━━━━━ PROVIDED DATA ━━━━━
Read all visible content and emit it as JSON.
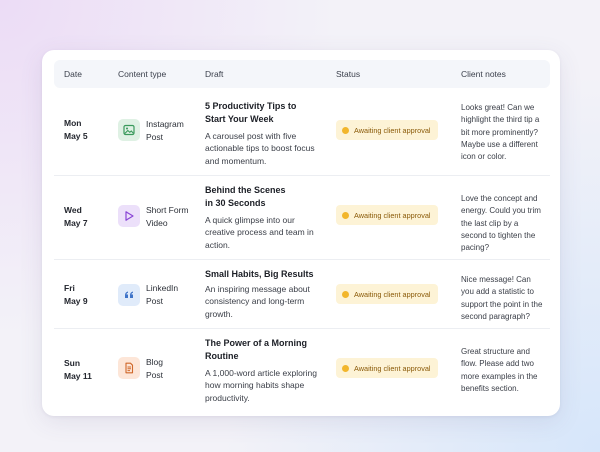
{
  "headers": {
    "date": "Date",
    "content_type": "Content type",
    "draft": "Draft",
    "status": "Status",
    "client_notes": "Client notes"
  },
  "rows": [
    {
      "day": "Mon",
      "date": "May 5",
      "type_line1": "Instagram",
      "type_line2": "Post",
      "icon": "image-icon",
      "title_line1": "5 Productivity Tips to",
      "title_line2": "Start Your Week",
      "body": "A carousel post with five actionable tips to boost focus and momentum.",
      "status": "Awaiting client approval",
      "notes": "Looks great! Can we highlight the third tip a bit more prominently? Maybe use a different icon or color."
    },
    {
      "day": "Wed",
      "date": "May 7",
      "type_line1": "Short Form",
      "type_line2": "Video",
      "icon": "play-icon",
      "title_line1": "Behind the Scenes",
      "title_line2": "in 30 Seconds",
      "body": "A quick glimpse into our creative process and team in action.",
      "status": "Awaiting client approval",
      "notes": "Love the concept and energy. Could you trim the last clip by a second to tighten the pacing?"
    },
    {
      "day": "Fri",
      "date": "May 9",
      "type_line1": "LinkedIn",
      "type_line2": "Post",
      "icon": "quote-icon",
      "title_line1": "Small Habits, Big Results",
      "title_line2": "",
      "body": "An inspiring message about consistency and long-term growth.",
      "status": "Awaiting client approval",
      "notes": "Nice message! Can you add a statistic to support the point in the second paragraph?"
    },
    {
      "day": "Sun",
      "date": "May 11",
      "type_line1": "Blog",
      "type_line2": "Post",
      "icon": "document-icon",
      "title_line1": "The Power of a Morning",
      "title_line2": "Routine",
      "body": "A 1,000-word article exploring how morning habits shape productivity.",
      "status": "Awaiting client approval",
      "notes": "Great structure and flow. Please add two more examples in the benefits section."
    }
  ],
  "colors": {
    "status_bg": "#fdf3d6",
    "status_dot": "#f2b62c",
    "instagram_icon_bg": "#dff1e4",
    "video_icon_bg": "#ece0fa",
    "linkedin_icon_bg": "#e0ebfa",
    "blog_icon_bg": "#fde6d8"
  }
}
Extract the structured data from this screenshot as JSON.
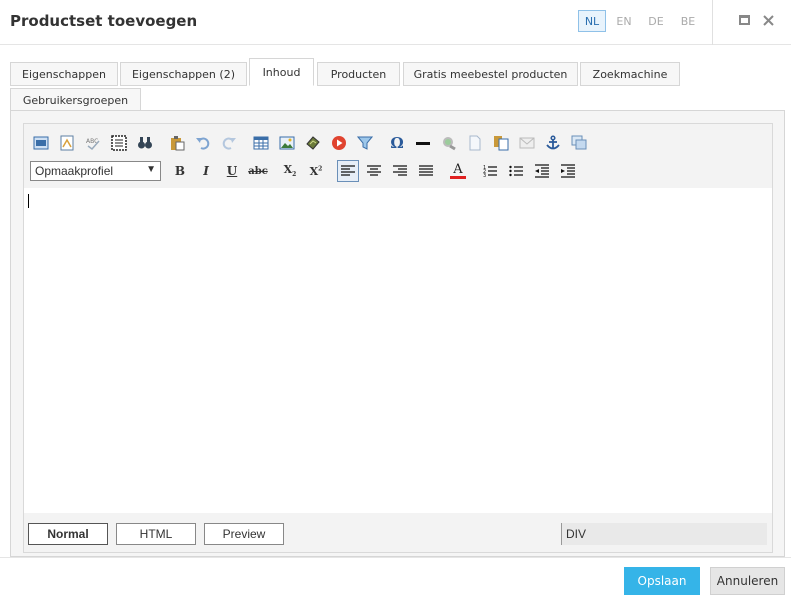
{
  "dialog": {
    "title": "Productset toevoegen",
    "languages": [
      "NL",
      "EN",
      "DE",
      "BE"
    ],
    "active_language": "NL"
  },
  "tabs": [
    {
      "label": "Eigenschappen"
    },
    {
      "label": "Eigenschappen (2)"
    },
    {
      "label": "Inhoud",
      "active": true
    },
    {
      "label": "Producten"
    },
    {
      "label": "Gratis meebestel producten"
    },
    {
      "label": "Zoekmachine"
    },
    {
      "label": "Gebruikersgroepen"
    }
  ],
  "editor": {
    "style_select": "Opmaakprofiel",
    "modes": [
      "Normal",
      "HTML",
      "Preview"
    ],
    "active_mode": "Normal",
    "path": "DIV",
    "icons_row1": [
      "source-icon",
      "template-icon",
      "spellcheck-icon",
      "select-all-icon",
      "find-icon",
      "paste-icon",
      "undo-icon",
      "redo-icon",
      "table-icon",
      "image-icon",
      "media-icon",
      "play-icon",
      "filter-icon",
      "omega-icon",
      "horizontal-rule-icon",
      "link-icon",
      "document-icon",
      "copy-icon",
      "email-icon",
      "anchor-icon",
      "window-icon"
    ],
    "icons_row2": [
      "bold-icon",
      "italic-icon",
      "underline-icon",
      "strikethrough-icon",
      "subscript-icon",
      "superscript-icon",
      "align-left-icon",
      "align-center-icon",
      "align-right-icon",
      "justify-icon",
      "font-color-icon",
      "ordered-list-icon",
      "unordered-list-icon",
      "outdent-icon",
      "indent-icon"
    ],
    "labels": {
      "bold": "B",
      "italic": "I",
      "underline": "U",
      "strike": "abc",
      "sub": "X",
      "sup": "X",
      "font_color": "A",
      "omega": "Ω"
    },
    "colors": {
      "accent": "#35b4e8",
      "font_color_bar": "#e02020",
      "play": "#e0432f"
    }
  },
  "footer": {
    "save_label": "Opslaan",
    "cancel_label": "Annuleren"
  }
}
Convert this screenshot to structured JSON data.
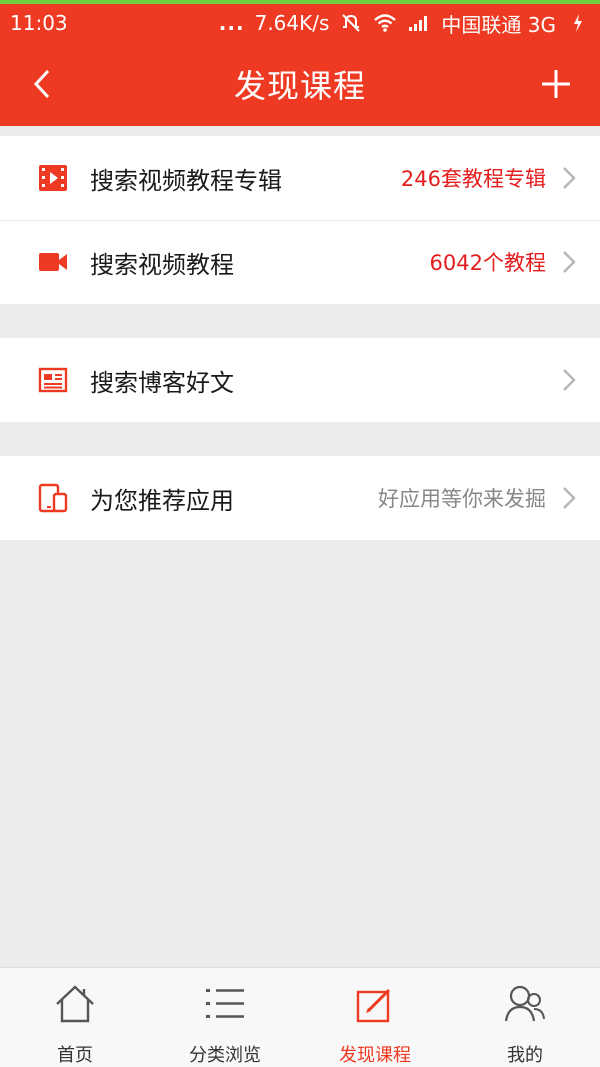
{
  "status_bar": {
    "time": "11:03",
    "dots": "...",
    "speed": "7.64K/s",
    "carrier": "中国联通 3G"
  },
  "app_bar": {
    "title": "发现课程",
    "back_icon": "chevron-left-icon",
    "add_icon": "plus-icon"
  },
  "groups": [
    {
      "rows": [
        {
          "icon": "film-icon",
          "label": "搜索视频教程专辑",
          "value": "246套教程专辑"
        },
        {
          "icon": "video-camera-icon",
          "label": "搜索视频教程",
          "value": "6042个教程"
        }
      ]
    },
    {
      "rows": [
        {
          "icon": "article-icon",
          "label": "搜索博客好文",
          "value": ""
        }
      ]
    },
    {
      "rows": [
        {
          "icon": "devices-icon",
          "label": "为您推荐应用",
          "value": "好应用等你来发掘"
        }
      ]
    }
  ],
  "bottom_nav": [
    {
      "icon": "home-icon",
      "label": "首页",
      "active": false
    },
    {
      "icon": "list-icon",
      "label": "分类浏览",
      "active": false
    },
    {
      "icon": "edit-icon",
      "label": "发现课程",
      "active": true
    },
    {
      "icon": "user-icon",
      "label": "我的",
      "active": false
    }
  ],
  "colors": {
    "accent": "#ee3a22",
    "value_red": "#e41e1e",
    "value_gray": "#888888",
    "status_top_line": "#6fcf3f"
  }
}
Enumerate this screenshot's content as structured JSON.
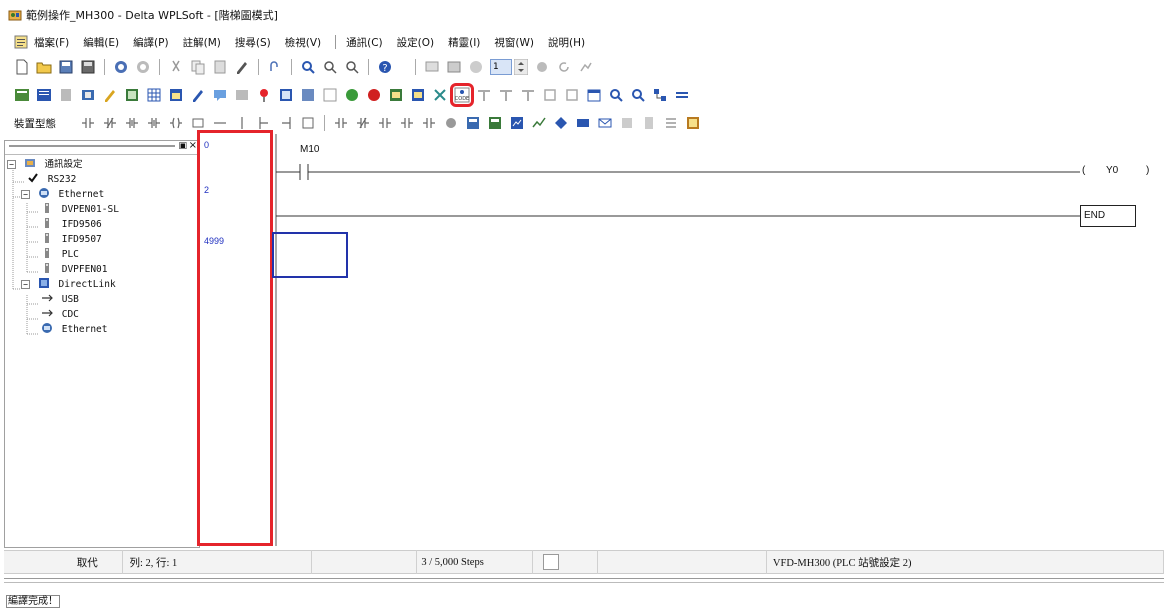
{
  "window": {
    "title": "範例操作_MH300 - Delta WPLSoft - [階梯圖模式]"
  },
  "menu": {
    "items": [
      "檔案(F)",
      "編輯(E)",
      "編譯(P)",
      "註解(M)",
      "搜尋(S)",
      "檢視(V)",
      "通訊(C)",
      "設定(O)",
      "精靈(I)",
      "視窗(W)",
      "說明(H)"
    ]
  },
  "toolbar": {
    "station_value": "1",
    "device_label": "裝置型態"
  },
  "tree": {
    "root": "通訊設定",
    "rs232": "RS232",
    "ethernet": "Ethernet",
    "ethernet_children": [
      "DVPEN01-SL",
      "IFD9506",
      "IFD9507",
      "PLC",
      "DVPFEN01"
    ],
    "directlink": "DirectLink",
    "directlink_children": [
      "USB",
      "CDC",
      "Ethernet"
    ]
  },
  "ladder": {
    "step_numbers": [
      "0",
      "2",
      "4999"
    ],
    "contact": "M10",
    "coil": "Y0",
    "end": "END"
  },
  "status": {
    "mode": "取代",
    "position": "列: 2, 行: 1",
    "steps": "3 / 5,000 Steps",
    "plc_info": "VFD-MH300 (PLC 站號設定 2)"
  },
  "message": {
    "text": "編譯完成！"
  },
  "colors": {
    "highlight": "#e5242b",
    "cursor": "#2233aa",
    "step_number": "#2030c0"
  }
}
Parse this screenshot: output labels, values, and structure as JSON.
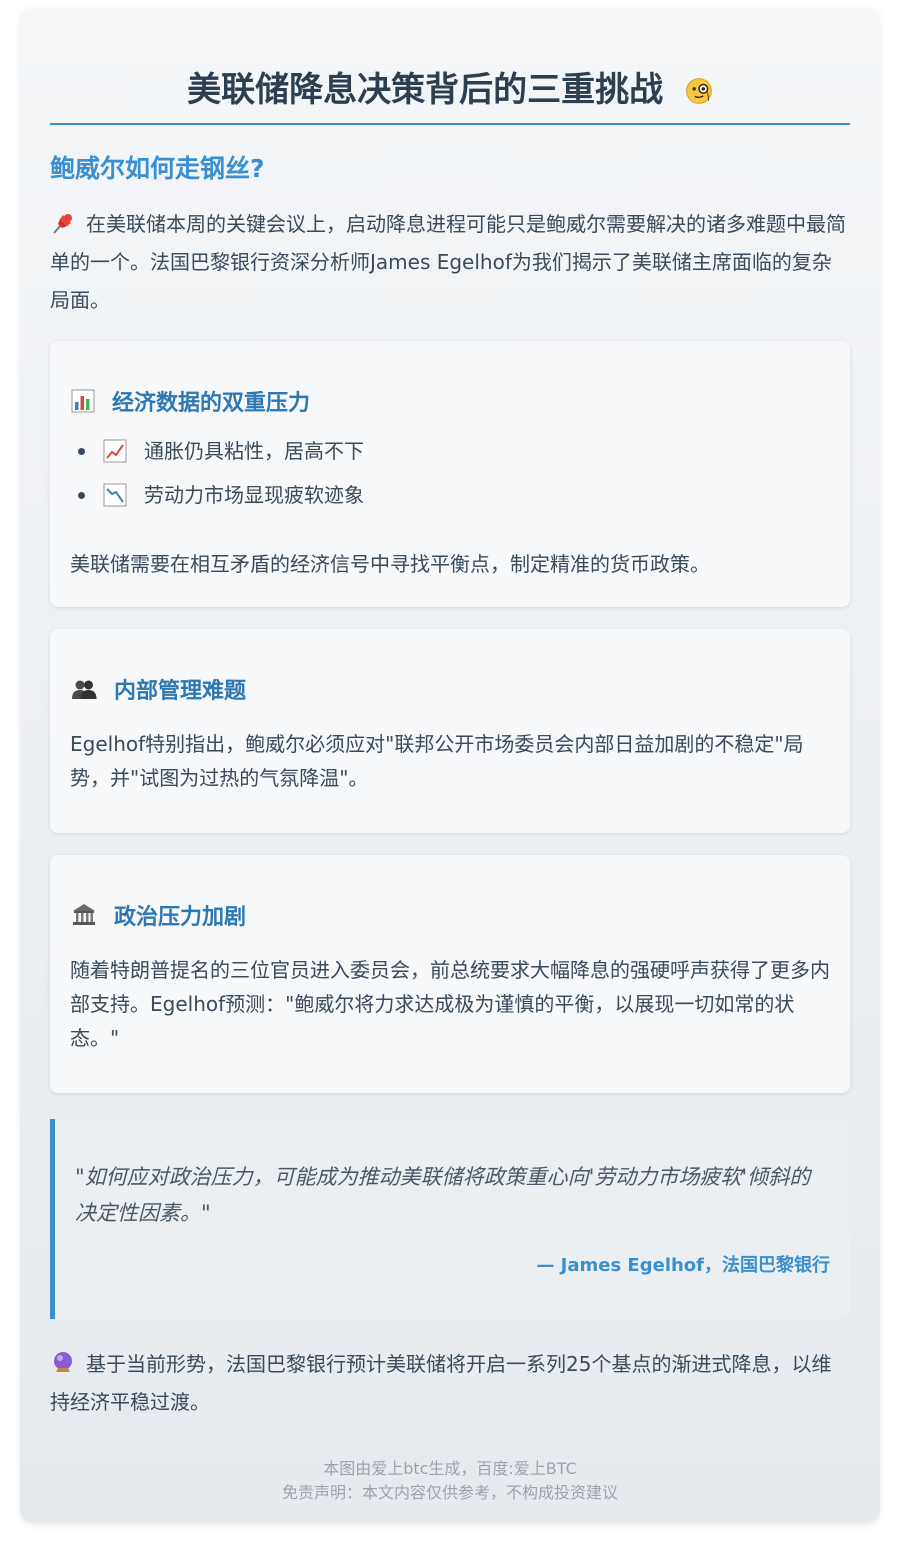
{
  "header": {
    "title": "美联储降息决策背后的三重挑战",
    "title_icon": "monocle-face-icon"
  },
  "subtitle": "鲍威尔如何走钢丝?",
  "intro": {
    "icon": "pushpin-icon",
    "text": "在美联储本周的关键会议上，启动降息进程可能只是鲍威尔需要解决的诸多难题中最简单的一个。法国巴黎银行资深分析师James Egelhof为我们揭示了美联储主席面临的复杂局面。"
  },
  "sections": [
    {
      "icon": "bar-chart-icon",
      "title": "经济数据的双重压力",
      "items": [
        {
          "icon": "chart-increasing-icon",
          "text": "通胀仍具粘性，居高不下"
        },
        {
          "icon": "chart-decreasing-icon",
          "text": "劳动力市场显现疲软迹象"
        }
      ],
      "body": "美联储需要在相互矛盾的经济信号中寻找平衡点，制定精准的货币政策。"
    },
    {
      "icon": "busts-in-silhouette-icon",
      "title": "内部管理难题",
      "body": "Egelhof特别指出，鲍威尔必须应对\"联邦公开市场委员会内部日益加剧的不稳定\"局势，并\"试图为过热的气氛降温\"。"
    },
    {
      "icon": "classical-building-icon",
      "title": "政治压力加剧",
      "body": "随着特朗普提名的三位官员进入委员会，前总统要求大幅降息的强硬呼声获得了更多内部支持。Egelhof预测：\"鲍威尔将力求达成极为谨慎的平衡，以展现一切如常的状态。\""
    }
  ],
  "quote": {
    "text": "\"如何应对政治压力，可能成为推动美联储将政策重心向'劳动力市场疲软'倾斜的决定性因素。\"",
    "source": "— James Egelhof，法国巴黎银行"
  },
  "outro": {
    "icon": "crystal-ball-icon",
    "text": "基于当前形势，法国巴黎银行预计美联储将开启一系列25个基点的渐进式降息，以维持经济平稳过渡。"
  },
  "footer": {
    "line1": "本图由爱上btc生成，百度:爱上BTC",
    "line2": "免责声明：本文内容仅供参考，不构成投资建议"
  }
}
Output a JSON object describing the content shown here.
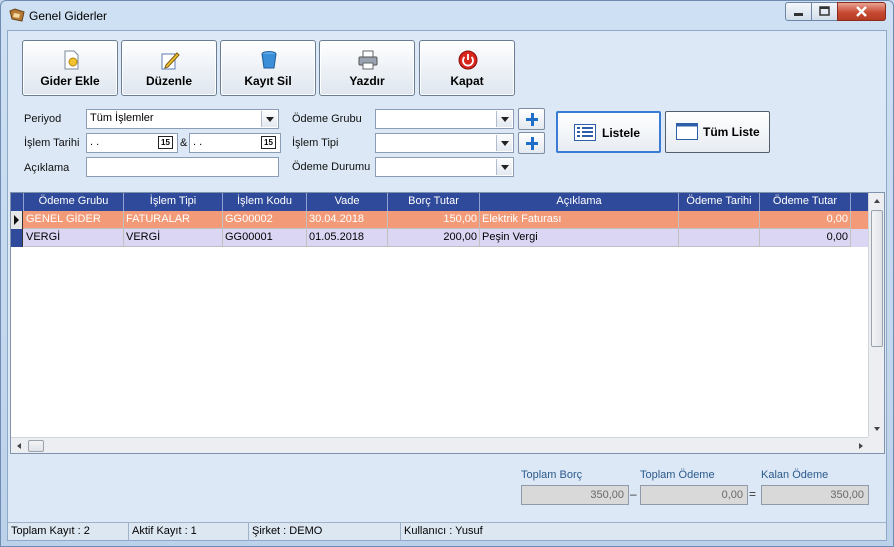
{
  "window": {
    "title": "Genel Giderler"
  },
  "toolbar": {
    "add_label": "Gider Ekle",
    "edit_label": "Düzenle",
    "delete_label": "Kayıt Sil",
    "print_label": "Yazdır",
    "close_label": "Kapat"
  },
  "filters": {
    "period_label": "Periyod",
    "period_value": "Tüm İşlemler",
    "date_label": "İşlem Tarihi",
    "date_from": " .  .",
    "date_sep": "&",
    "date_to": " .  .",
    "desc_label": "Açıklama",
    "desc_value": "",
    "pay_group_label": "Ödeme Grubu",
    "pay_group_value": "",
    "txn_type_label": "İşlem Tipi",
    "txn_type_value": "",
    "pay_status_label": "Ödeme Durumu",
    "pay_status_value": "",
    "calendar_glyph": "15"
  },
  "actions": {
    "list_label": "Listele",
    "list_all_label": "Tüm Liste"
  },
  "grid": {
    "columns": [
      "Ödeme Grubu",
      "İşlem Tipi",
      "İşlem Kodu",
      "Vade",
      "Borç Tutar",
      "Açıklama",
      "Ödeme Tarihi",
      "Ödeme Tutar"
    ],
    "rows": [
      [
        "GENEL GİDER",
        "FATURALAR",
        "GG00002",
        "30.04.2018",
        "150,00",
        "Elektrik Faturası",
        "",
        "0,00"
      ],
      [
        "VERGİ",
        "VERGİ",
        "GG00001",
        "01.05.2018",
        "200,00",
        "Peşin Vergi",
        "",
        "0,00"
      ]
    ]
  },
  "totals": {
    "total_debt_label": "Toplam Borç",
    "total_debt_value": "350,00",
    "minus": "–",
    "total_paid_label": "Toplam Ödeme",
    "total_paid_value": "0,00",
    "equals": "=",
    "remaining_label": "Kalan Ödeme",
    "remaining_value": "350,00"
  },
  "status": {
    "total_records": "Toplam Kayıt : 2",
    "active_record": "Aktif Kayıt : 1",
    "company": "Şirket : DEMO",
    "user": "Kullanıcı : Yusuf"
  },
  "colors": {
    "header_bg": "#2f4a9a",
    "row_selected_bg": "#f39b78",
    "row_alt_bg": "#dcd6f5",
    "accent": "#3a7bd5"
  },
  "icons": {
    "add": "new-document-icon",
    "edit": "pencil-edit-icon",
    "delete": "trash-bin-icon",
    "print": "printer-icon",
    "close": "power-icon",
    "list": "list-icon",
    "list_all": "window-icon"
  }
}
━━━━━
**AIM OF THE TASK**.
Extract from the material all lines containing the string "Tarihi".

**ANSWER FOR THE TASK**.
    "date_label": "İşlem Tarihi",
      "Ödeme Tarihi",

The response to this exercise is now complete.